## Task to complete
Any pictures in the records below should be skipped; write out everything else exactly.

## Given records

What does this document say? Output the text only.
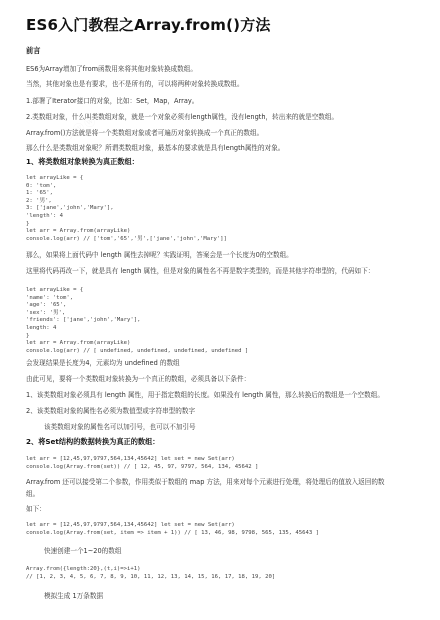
ⓦⓦⓦ
ES6入门教程之Array.from()方法
前言
ES6为Array增加了from函数用来将其他对象转换成数组。
当然，其他对象也是有要求，也不是所有的，可以将两种对象转换成数组。
1.部署了Iterator接口的对象，比如：Set，Map，Array。
2.类数组对象，什么叫类数组对象，就是一个对象必须有length属性，没有length，转出来的就是空数组。
Array.from()方法就是将一个类数组对象或者可遍历对象转换成一个真正的数组。
那么什么是类数组对象呢？所谓类数组对象，最基本的要求就是具有length属性的对象。
1、将类数组对象转换为真正数组：
let arrayLike = {
0: 'tom',
1: '65',
2: '男',
3: ['jane','john','Mary'],
'length': 4
}
let arr = Array.from(arrayLike)
console.log(arr) // ['tom','65','男',['jane','john','Mary']]
那么，如果将上面代码中 length 属性去掉呢？实践证明，答案会是一个长度为0的空数组。
这里将代码再改一下，就是具有 length 属性，但是对象的属性名不再是数字类型的，而是其他字符串型的，代码如下：
let arrayLike = {
'name': 'tom',
'age': '65',
'sex': '男',
'friends': ['jane','john','Mary'],
length: 4
}
let arr = Array.from(arrayLike)
console.log(arr) // [ undefined, undefined, undefined, undefined ]
会发现结果是长度为4，元素均为 undefined 的数组
由此可见，要将一个类数组对象转换为一个真正的数组，必须具备以下条件：
1、该类数组对象必须具有 length 属性，用于指定数组的长度。如果没有 length 属性，那么转换后的数组是一个空数组。
2、该类数组对象的属性名必须为数值型或字符串型的数字
该类数组对象的属性名可以加引号，也可以不加引号
2、将Set结构的数据转换为真正的数组：
let arr = [12,45,97,9797,564,134,45642] let set = new Set(arr)
console.log(Array.from(set)) // [ 12, 45, 97, 9797, 564, 134, 45642 ]
Array.from 还可以接受第二个参数，作用类似于数组的 map 方法，用来对每个元素进行处理，将处理后的值放入返回的数
组。
如下：
let arr = [12,45,97,9797,564,134,45642] let set = new Set(arr)
console.log(Array.from(set, item => item + 1)) // [ 13, 46, 98, 9798, 565, 135, 45643 ]
快速创建一个1~20的数组
Array.from({length:20},(t,i)=>i+1)
// [1, 2, 3, 4, 5, 6, 7, 8, 9, 10, 11, 12, 13, 14, 15, 16, 17, 18, 19, 20]
模拟生成 1万条数据
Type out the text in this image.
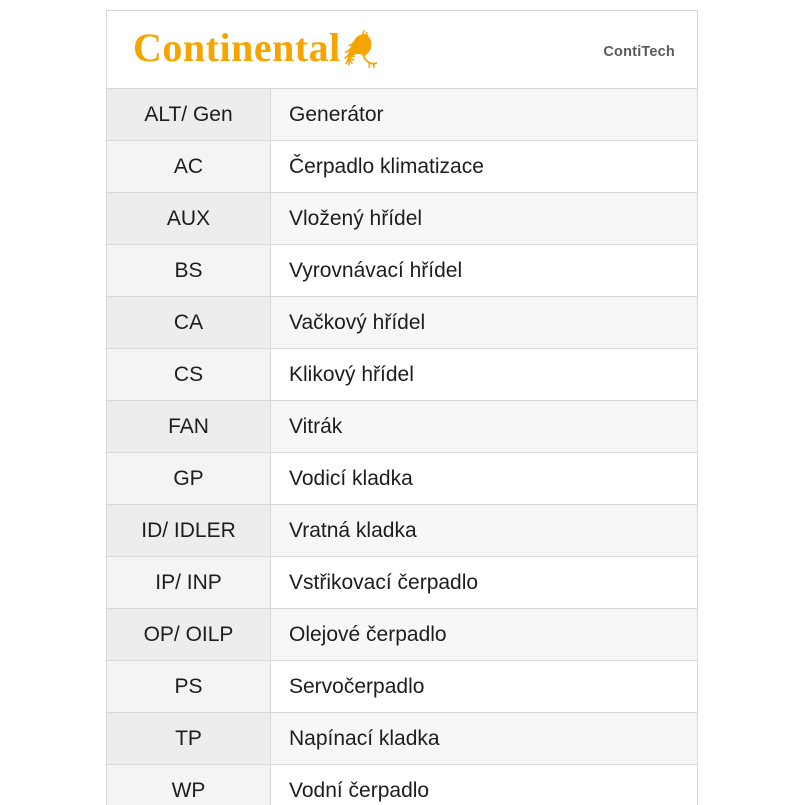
Continental	ContiTech
ALT/ Gen	Generátor
AC	Čerpadlo klimatizace
AUX	Vložený hřídel
BS	Vyrovnávací hřídel
CA	Vačkový hřídel
CS	Klikový hřídel
FAN	Vitrák
GP	Vodicí kladka
ID/ IDLER	Vratná kladka
IP/ INP	Vstřikovací čerpadlo
OP/ OILP	Olejové čerpadlo
PS	Servočerpadlo
TP	Napínací kladka
WP	Vodní čerpadlo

## Output of the task
What does this document say? Output the text only.
ⓦⓦⓦ
ES6入门教程之Array.from()方法
前言
ES6为Array增加了from函数用来将其他对象转换成数组。
当然，其他对象也是有要求，也不是所有的，可以将两种对象转换成数组。
1.部署了Iterator接口的对象，比如：Set，Map，Array。
2.类数组对象，什么叫类数组对象，就是一个对象必须有length属性，没有length，转出来的就是空数组。
Array.from()方法就是将一个类数组对象或者可遍历对象转换成一个真正的数组。
那么什么是类数组对象呢？所谓类数组对象，最基本的要求就是具有length属性的对象。
1、将类数组对象转换为真正数组：
let arrayLike = {
0: 'tom',
1: '65',
2: '男',
3: ['jane','john','Mary'],
'length': 4
}
let arr = Array.from(arrayLike)
console.log(arr) // ['tom','65','男',['jane','john','Mary']]
那么，如果将上面代码中 length 属性去掉呢？实践证明，答案会是一个长度为0的空数组。
这里将代码再改一下，就是具有 length 属性，但是对象的属性名不再是数字类型的，而是其他字符串型的，代码如下：
let arrayLike = {
'name': 'tom',
'age': '65',
'sex': '男',
'friends': ['jane','john','Mary'],
length: 4
}
let arr = Array.from(arrayLike)
console.log(arr) // [ undefined, undefined, undefined, undefined ]
会发现结果是长度为4，元素均为 undefined 的数组
由此可见，要将一个类数组对象转换为一个真正的数组，必须具备以下条件：
1、该类数组对象必须具有 length 属性，用于指定数组的长度。如果没有 length 属性，那么转换后的数组是一个空数组。
2、该类数组对象的属性名必须为数值型或字符串型的数字
该类数组对象的属性名可以加引号，也可以不加引号
2、将Set结构的数据转换为真正的数组：
let arr = [12,45,97,9797,564,134,45642] let set = new Set(arr)
console.log(Array.from(set)) // [ 12, 45, 97, 9797, 564, 134, 45642 ]
Array.from 还可以接受第二个参数，作用类似于数组的 map 方法，用来对每个元素进行处理，将处理后的值放入返回的数
组。
如下：
let arr = [12,45,97,9797,564,134,45642] let set = new Set(arr)
console.log(Array.from(set, item => item + 1)) // [ 13, 46, 98, 9798, 565, 135, 45643 ]
快速创建一个1~20的数组
Array.from({length:20},(t,i)=>i+1)
// [1, 2, 3, 4, 5, 6, 7, 8, 9, 10, 11, 12, 13, 14, 15, 16, 17, 18, 19, 20]
模拟生成 1万条数据
Type out the text in this image.
Continental	ContiTech
ALT/ Gen	Generátor
AC	Čerpadlo klimatizace
AUX	Vložený hřídel
BS	Vyrovnávací hřídel
CA	Vačkový hřídel
CS	Klikový hřídel
FAN	Vitrák
GP	Vodicí kladka
ID/ IDLER	Vratná kladka
IP/ INP	Vstřikovací čerpadlo
OP/ OILP	Olejové čerpadlo
PS	Servočerpadlo
TP	Napínací kladka
WP	Vodní čerpadlo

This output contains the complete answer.